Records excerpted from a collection
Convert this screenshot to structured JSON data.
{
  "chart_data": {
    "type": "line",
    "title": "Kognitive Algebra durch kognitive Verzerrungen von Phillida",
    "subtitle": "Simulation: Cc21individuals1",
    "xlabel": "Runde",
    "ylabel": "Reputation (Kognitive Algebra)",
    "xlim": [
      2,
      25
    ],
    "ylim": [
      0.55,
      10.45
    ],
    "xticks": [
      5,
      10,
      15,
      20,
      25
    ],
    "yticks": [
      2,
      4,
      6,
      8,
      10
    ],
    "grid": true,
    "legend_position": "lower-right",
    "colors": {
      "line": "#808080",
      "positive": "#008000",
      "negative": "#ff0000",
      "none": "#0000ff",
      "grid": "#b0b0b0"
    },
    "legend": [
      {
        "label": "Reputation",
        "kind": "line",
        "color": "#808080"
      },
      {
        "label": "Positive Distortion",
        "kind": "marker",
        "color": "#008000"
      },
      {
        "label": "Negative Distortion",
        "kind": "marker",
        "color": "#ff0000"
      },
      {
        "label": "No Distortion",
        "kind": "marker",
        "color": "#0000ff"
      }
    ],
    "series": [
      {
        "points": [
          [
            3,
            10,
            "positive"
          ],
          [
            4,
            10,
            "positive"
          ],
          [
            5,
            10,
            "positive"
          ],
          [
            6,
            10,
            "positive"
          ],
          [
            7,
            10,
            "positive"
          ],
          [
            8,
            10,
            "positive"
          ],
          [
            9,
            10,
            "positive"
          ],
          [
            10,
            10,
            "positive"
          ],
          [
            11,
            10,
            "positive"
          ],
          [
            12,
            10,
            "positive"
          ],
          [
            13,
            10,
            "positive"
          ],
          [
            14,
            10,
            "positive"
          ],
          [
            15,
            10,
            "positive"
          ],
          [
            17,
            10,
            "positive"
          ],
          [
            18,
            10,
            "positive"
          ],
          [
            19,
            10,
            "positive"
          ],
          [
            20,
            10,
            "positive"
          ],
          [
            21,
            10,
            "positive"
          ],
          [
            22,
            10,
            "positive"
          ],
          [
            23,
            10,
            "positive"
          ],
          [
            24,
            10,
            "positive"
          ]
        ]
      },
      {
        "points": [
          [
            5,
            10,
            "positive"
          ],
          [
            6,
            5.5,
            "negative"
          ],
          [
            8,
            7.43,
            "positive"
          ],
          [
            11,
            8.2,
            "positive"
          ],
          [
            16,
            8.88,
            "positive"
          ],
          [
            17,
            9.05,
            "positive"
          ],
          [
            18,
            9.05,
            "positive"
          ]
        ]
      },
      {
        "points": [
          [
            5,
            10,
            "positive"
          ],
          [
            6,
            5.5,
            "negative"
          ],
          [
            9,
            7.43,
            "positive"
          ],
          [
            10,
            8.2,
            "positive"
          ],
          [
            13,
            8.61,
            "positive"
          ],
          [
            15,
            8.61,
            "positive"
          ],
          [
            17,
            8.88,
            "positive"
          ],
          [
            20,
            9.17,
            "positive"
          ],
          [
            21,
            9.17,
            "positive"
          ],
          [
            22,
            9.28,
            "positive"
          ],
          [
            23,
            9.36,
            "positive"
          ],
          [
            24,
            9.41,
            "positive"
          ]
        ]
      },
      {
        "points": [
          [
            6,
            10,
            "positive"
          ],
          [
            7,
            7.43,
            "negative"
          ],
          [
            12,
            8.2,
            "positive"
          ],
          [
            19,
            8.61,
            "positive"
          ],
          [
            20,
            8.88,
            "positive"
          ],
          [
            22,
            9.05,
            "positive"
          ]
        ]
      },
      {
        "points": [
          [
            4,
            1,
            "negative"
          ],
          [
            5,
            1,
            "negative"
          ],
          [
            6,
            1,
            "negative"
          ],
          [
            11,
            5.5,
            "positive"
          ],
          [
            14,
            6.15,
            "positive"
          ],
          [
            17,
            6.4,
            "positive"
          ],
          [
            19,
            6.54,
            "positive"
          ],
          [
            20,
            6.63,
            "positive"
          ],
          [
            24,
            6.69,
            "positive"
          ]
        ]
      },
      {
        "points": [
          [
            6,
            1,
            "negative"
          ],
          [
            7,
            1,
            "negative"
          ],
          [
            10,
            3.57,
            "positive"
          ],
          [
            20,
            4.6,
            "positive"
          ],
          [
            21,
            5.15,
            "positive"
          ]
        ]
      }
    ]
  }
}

__Instruction__.
From the records above, extract every entry verbatim.

__Response to this exercise__.
Convert this screenshot to structured JSON data.
{
  "chart_data": {
    "type": "line",
    "title": "Kognitive Algebra durch kognitive Verzerrungen von Phillida",
    "subtitle": "Simulation: Cc21individuals1",
    "xlabel": "Runde",
    "ylabel": "Reputation (Kognitive Algebra)",
    "xlim": [
      2,
      25
    ],
    "ylim": [
      0.55,
      10.45
    ],
    "xticks": [
      5,
      10,
      15,
      20,
      25
    ],
    "yticks": [
      2,
      4,
      6,
      8,
      10
    ],
    "grid": true,
    "legend_position": "lower-right",
    "colors": {
      "line": "#808080",
      "positive": "#008000",
      "negative": "#ff0000",
      "none": "#0000ff",
      "grid": "#b0b0b0"
    },
    "legend": [
      {
        "label": "Reputation",
        "kind": "line",
        "color": "#808080"
      },
      {
        "label": "Positive Distortion",
        "kind": "marker",
        "color": "#008000"
      },
      {
        "label": "Negative Distortion",
        "kind": "marker",
        "color": "#ff0000"
      },
      {
        "label": "No Distortion",
        "kind": "marker",
        "color": "#0000ff"
      }
    ],
    "series": [
      {
        "points": [
          [
            3,
            10,
            "positive"
          ],
          [
            4,
            10,
            "positive"
          ],
          [
            5,
            10,
            "positive"
          ],
          [
            6,
            10,
            "positive"
          ],
          [
            7,
            10,
            "positive"
          ],
          [
            8,
            10,
            "positive"
          ],
          [
            9,
            10,
            "positive"
          ],
          [
            10,
            10,
            "positive"
          ],
          [
            11,
            10,
            "positive"
          ],
          [
            12,
            10,
            "positive"
          ],
          [
            13,
            10,
            "positive"
          ],
          [
            14,
            10,
            "positive"
          ],
          [
            15,
            10,
            "positive"
          ],
          [
            17,
            10,
            "positive"
          ],
          [
            18,
            10,
            "positive"
          ],
          [
            19,
            10,
            "positive"
          ],
          [
            20,
            10,
            "positive"
          ],
          [
            21,
            10,
            "positive"
          ],
          [
            22,
            10,
            "positive"
          ],
          [
            23,
            10,
            "positive"
          ],
          [
            24,
            10,
            "positive"
          ]
        ]
      },
      {
        "points": [
          [
            5,
            10,
            "positive"
          ],
          [
            6,
            5.5,
            "negative"
          ],
          [
            8,
            7.43,
            "positive"
          ],
          [
            11,
            8.2,
            "positive"
          ],
          [
            16,
            8.88,
            "positive"
          ],
          [
            17,
            9.05,
            "positive"
          ],
          [
            18,
            9.05,
            "positive"
          ]
        ]
      },
      {
        "points": [
          [
            5,
            10,
            "positive"
          ],
          [
            6,
            5.5,
            "negative"
          ],
          [
            9,
            7.43,
            "positive"
          ],
          [
            10,
            8.2,
            "positive"
          ],
          [
            13,
            8.61,
            "positive"
          ],
          [
            15,
            8.61,
            "positive"
          ],
          [
            17,
            8.88,
            "positive"
          ],
          [
            20,
            9.17,
            "positive"
          ],
          [
            21,
            9.17,
            "positive"
          ],
          [
            22,
            9.28,
            "positive"
          ],
          [
            23,
            9.36,
            "positive"
          ],
          [
            24,
            9.41,
            "positive"
          ]
        ]
      },
      {
        "points": [
          [
            6,
            10,
            "positive"
          ],
          [
            7,
            7.43,
            "negative"
          ],
          [
            12,
            8.2,
            "positive"
          ],
          [
            19,
            8.61,
            "positive"
          ],
          [
            20,
            8.88,
            "positive"
          ],
          [
            22,
            9.05,
            "positive"
          ]
        ]
      },
      {
        "points": [
          [
            4,
            1,
            "negative"
          ],
          [
            5,
            1,
            "negative"
          ],
          [
            6,
            1,
            "negative"
          ],
          [
            11,
            5.5,
            "positive"
          ],
          [
            14,
            6.15,
            "positive"
          ],
          [
            17,
            6.4,
            "positive"
          ],
          [
            19,
            6.54,
            "positive"
          ],
          [
            20,
            6.63,
            "positive"
          ],
          [
            24,
            6.69,
            "positive"
          ]
        ]
      },
      {
        "points": [
          [
            6,
            1,
            "negative"
          ],
          [
            7,
            1,
            "negative"
          ],
          [
            10,
            3.57,
            "positive"
          ],
          [
            20,
            4.6,
            "positive"
          ],
          [
            21,
            5.15,
            "positive"
          ]
        ]
      }
    ]
  }
}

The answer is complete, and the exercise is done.